**DATA PROVIDED:**

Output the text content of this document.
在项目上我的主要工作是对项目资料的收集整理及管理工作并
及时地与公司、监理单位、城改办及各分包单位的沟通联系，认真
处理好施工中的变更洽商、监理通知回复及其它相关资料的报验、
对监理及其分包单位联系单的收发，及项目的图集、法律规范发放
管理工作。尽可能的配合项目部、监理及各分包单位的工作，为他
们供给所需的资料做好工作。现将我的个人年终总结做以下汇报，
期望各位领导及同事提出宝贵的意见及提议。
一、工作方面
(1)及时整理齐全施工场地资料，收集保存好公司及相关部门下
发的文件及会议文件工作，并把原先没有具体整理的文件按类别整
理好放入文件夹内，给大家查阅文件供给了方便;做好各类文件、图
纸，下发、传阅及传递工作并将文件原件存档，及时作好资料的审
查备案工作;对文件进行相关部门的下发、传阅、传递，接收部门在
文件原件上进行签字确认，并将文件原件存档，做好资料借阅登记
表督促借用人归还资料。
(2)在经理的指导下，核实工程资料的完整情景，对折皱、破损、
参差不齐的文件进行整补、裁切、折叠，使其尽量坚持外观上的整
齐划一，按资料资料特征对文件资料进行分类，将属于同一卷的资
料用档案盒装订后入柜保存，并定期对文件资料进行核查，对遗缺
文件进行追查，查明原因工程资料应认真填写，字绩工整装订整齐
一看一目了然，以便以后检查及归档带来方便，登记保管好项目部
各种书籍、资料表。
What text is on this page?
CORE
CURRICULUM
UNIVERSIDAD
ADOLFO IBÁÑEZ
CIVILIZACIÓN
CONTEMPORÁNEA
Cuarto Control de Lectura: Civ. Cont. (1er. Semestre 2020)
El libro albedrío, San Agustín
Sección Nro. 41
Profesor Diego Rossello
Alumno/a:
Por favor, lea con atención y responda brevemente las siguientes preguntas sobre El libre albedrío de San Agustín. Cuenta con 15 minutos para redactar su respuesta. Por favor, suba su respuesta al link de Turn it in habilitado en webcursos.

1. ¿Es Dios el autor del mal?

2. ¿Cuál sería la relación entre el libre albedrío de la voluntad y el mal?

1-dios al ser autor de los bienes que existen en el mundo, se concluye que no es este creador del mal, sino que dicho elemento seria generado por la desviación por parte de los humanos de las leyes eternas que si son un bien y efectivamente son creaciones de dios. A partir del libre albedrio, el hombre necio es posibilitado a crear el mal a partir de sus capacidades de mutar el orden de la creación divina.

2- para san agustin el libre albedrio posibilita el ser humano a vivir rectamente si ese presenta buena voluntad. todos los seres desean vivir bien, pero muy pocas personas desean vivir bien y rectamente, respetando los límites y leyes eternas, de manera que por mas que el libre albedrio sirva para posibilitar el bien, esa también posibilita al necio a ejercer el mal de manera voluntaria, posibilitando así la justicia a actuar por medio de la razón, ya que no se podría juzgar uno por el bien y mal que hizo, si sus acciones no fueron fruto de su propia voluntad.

**EXERCISE INSTRUCTIONS:** Check each line above for the word "text" and give the number of lines that have it, nothing else.

**EXERCISE ANSWER:** 2